- Exercise prompt
Give the number of lines that include the word "Reticular", nothing more.

↓↓↓

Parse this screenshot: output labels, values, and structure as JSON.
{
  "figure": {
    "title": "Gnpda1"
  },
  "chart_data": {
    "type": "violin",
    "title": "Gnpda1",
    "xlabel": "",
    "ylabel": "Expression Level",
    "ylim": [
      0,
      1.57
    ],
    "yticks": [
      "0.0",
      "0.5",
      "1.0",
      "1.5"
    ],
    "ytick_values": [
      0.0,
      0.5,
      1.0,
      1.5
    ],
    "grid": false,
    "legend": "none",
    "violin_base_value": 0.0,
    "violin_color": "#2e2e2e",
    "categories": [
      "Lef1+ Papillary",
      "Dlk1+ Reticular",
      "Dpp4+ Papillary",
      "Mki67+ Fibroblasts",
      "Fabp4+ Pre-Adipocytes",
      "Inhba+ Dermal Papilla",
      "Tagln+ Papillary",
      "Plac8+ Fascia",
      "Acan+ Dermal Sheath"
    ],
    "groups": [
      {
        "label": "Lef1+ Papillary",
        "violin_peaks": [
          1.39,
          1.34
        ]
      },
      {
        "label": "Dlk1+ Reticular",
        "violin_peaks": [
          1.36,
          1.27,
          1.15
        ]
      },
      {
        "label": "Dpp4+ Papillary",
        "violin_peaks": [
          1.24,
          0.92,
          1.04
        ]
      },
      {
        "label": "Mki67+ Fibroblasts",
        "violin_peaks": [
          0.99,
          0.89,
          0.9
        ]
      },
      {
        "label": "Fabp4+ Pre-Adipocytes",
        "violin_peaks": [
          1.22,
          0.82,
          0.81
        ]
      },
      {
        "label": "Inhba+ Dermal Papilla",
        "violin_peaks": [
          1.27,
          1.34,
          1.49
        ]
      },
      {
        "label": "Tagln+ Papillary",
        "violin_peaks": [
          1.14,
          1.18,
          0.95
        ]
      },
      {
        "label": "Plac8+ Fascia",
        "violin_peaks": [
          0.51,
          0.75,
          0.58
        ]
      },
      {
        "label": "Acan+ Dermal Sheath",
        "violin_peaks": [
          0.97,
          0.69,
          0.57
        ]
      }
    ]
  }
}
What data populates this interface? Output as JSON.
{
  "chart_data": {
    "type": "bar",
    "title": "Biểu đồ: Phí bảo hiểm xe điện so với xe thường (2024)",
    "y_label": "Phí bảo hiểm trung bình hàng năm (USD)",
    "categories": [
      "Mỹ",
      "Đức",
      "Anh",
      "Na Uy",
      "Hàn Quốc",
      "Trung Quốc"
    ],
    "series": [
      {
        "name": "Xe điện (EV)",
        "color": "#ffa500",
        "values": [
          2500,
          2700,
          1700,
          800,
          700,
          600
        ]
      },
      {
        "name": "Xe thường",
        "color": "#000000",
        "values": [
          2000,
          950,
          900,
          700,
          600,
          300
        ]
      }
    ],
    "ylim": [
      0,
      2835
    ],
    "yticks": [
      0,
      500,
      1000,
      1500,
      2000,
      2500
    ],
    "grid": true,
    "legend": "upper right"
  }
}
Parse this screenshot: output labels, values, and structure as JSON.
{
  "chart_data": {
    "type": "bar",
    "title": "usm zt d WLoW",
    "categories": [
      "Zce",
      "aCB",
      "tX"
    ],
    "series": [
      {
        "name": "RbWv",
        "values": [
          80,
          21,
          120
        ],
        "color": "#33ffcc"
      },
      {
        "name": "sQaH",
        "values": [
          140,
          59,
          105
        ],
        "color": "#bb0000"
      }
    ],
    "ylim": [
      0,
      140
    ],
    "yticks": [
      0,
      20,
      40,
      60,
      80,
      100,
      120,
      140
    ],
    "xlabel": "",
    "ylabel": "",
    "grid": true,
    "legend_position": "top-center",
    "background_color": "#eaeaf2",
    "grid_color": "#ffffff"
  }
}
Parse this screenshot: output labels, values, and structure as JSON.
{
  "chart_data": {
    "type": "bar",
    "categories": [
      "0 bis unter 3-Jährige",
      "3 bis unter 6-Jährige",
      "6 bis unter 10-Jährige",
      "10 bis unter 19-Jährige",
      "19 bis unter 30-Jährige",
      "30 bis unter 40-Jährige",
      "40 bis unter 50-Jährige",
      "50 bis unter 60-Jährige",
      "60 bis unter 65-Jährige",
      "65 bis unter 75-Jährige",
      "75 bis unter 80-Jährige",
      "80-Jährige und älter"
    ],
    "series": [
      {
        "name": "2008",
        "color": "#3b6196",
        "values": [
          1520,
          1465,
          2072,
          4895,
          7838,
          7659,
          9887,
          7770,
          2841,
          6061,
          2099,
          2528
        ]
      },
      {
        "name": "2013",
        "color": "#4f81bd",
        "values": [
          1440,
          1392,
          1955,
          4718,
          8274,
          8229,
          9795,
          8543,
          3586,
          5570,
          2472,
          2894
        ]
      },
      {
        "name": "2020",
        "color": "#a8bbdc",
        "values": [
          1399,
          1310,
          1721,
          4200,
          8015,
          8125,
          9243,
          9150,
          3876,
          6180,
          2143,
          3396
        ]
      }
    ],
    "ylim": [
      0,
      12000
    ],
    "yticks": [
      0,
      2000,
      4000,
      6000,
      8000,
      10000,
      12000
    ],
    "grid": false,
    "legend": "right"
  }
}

↑↑↑

- Result
2